Instructions for the task »
Return the listing below exactly, with the pictures dropped.

Collected data:
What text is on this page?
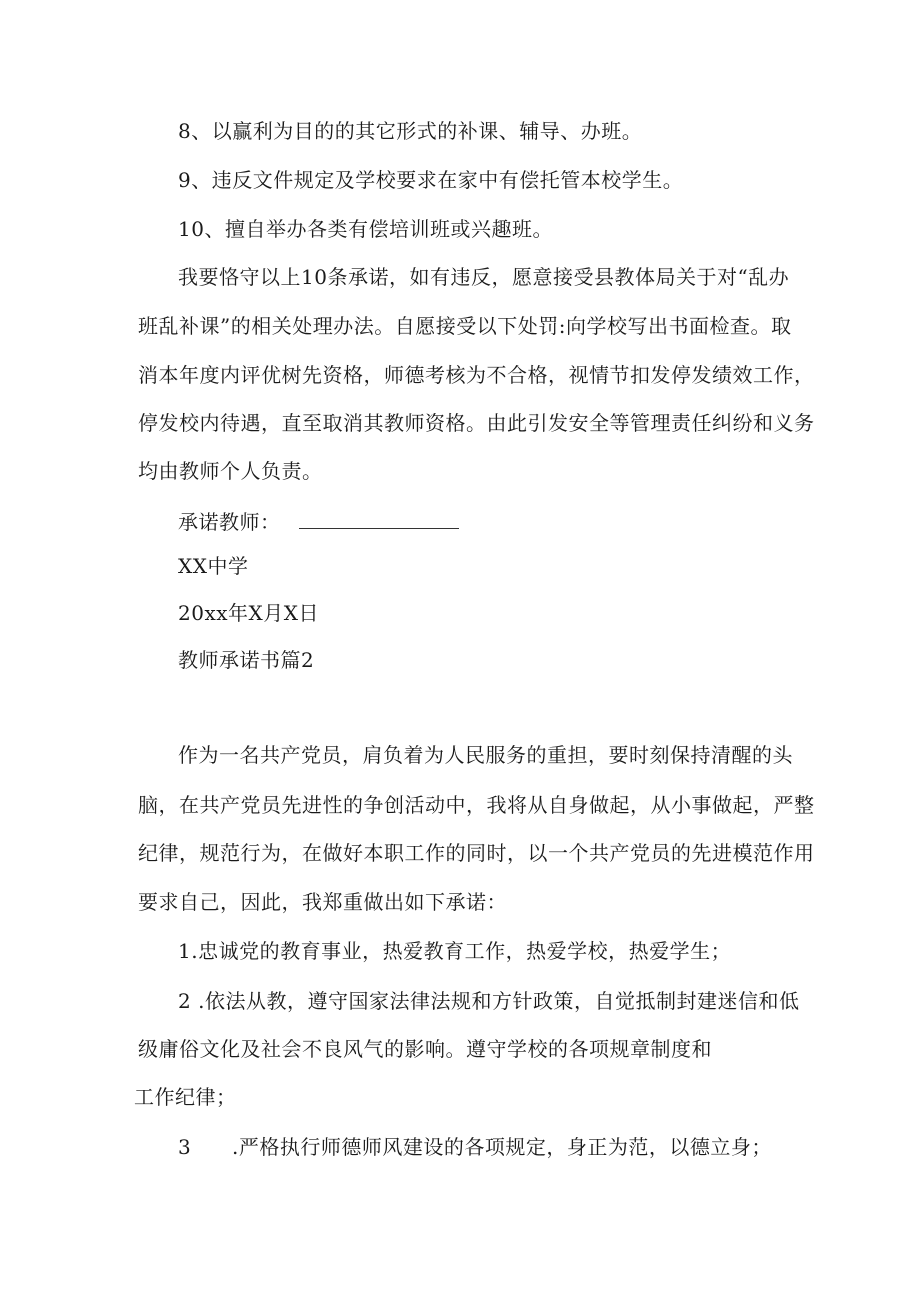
8、以赢利为目的的其它形式的补课、辅导、办班。
9、违反文件规定及学校要求在家中有偿托管本校学生。
10、擅自举办各类有偿培训班或兴趣班。
我要恪守以上10条承诺，如有违反，愿意接受县教体局关于对“乱办
班乱补课”的相关处理办法。自愿接受以下处罚:向学校写出书面检查。取
消本年度内评优树先资格，师德考核为不合格，视情节扣发停发绩效工作，
停发校内待遇，直至取消其教师资格。由此引发安全等管理责任纠纷和义务
均由教师个人负责。
承诺教师：
XX中学
20xx年X月X日
教师承诺书篇2
作为一名共产党员，肩负着为人民服务的重担，要时刻保持清醒的头
脑，在共产党员先进性的争创活动中，我将从自身做起，从小事做起，严整
纪律，规范行为，在做好本职工作的同时，以一个共产党员的先进模范作用
要求自己，因此，我郑重做出如下承诺：
1.忠诚党的教育事业，热爱教育工作，热爱学校，热爱学生；
2 .依法从教，遵守国家法律法规和方针政策，自觉抵制封建迷信和低
级庸俗文化及社会不良风气的影响。遵守学校的各项规章制度和
工作纪律；
3 .严格执行师德师风建设的各项规定，身正为范，以德立身；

The response »
What text is on this page?
8、以赢利为目的的其它形式的补课、辅导、办班。
9、违反文件规定及学校要求在家中有偿托管本校学生。
10、擅自举办各类有偿培训班或兴趣班。
我要恪守以上10条承诺，如有违反，愿意接受县教体局关于对“乱办
班乱补课”的相关处理办法。自愿接受以下处罚:向学校写出书面检查。取
消本年度内评优树先资格，师德考核为不合格，视情节扣发停发绩效工作，
停发校内待遇，直至取消其教师资格。由此引发安全等管理责任纠纷和义务
均由教师个人负责。
承诺教师：
XX中学
20xx年X月X日
教师承诺书篇2
作为一名共产党员，肩负着为人民服务的重担，要时刻保持清醒的头
脑，在共产党员先进性的争创活动中，我将从自身做起，从小事做起，严整
纪律，规范行为，在做好本职工作的同时，以一个共产党员的先进模范作用
要求自己，因此，我郑重做出如下承诺：
1.忠诚党的教育事业，热爱教育工作，热爱学校，热爱学生；
2 .依法从教，遵守国家法律法规和方针政策，自觉抵制封建迷信和低
级庸俗文化及社会不良风气的影响。遵守学校的各项规章制度和
工作纪律；
3 .严格执行师德师风建设的各项规定，身正为范，以德立身；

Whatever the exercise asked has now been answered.